• [Challenge] Copy out all lines with the word "Resolução" in them.

• [Records for the task]

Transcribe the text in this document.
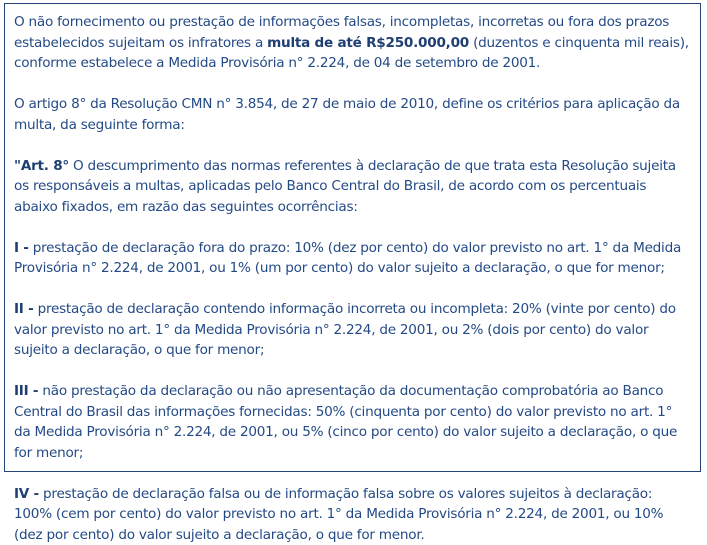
O não fornecimento ou prestação de informações falsas, incompletas, incorretas ou fora dos prazos estabelecidos sujeitam os infratores a multa de até R$250.000,00 (duzentos e cinquenta mil reais), conforme estabelece a Medida Provisória n° 2.224, de 04 de setembro de 2001.

O artigo 8° da Resolução CMN n° 3.854, de 27 de maio de 2010, define os critérios para aplicação da multa, da seguinte forma:

"Art. 8° O descumprimento das normas referentes à declaração de que trata esta Resolução sujeita os responsáveis a multas, aplicadas pelo Banco Central do Brasil, de acordo com os percentuais abaixo fixados, em razão das seguintes ocorrências:

I - prestação de declaração fora do prazo: 10% (dez por cento) do valor previsto no art. 1° da Medida Provisória n° 2.224, de 2001, ou 1% (um por cento) do valor sujeito a declaração, o que for menor;

II - prestação de declaração contendo informação incorreta ou incompleta: 20% (vinte por cento) do valor previsto no art. 1° da Medida Provisória n° 2.224, de 2001, ou 2% (dois por cento) do valor sujeito a declaração, o que for menor;

III - não prestação da declaração ou não apresentação da documentação comprobatória ao Banco Central do Brasil das informações fornecidas: 50% (cinquenta por cento) do valor previsto no art. 1° da Medida Provisória n° 2.224, de 2001, ou 5% (cinco por cento) do valor sujeito a declaração, o que for menor;

IV - prestação de declaração falsa ou de informação falsa sobre os valores sujeitos à declaração: 100% (cem por cento) do valor previsto no art. 1° da Medida Provisória n° 2.224, de 2001, ou 10% (dez por cento) do valor sujeito a declaração, o que for menor.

• [Complete answer]
O artigo 8° da Resolução CMN n° 3.854, de 27 de maio de 2010, define os critérios para aplicação da multa, da seguinte forma:
"Art. 8° O descumprimento das normas referentes à declaração de que trata esta Resolução sujeita os responsáveis a multas, aplicadas pelo Banco Central do Brasil, de acordo com os percentuais abaixo fixados, em razão das seguintes ocorrências:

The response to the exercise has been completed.